**Request:** Write out the entries unchanged, from the first line through the line containing "series-line-25C (982, 120, 1596, 625)", with both of those lines included.

**Input:**
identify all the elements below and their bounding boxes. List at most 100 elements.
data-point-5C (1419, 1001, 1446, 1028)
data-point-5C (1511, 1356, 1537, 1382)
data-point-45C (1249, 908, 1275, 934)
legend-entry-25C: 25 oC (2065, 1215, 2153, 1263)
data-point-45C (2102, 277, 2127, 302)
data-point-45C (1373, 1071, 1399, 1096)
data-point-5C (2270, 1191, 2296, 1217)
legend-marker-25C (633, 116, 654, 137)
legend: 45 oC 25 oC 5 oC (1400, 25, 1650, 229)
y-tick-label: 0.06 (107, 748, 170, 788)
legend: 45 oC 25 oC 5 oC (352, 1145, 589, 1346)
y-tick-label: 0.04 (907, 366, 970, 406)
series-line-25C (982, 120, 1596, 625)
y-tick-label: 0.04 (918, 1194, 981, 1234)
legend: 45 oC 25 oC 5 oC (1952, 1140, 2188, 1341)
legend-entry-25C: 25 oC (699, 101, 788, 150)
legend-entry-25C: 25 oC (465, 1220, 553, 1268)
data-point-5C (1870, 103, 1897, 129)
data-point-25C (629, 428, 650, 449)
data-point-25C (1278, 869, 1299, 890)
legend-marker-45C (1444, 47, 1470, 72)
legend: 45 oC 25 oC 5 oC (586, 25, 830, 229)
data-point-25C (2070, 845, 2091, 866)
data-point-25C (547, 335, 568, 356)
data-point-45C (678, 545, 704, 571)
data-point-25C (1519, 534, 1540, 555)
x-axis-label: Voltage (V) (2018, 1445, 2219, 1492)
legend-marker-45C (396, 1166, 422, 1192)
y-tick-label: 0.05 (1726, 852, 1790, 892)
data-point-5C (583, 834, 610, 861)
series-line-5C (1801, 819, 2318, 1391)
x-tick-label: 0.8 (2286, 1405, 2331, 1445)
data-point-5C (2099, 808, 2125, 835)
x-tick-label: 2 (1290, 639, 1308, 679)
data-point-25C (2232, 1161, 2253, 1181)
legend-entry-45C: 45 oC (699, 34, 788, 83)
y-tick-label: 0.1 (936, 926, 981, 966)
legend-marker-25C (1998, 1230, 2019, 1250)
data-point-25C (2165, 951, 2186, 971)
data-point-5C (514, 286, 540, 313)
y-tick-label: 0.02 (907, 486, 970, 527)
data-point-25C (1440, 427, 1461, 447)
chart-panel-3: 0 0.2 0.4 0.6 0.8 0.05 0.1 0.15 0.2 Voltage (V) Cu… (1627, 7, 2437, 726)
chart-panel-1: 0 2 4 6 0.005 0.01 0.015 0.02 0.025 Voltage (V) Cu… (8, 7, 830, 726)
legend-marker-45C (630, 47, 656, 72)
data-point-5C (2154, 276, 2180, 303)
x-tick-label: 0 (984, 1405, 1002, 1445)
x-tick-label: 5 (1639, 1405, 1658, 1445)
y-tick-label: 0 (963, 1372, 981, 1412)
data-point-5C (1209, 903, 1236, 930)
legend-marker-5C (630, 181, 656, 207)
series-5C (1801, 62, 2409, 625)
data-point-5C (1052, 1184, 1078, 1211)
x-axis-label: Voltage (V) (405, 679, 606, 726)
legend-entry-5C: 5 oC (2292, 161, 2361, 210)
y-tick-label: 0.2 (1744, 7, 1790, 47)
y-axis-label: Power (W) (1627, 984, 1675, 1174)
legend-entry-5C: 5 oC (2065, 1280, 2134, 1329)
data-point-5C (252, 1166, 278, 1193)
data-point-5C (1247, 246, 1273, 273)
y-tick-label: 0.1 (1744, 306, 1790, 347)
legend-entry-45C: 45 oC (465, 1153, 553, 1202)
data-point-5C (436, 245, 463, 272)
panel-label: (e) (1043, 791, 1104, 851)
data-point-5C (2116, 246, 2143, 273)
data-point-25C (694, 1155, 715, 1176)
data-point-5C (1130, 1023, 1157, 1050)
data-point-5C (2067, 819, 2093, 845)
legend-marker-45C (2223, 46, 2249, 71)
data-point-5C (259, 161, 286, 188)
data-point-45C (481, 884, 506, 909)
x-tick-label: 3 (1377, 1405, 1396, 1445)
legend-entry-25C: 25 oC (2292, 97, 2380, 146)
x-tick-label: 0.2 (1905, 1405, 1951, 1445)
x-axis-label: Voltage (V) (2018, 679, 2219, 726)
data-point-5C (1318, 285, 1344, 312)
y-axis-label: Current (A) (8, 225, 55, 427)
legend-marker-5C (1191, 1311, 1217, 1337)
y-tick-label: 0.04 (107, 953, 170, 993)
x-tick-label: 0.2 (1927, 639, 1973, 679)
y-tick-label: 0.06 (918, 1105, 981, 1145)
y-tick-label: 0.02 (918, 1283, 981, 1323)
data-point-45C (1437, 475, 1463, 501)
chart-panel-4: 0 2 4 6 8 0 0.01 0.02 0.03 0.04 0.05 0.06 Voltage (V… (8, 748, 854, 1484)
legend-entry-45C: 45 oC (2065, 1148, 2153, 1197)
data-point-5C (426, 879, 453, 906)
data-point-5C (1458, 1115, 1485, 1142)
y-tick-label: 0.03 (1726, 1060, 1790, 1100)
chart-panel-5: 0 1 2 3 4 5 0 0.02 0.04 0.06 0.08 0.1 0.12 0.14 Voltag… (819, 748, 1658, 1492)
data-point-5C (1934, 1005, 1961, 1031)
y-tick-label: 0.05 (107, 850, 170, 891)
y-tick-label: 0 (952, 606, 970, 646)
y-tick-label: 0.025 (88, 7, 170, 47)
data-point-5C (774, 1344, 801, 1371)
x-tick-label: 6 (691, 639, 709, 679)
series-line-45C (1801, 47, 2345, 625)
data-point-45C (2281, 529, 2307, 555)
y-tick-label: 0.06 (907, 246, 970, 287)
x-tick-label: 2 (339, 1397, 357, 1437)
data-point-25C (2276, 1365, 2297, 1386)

**Exercise solution:**
identify all the elements below and their bounding boxes. List at most 100 elements.
data-point-5C (1419, 1001, 1446, 1028)
data-point-5C (1511, 1356, 1537, 1382)
data-point-45C (1249, 908, 1275, 934)
legend-entry-25C: 25 oC (2065, 1215, 2153, 1263)
data-point-45C (2102, 277, 2127, 302)
data-point-45C (1373, 1071, 1399, 1096)
data-point-5C (2270, 1191, 2296, 1217)
legend-marker-25C (633, 116, 654, 137)
legend: 45 oC 25 oC 5 oC (1400, 25, 1650, 229)
y-tick-label: 0.06 (107, 748, 170, 788)
legend: 45 oC 25 oC 5 oC (352, 1145, 589, 1346)
y-tick-label: 0.04 (907, 366, 970, 406)
series-line-25C (982, 120, 1596, 625)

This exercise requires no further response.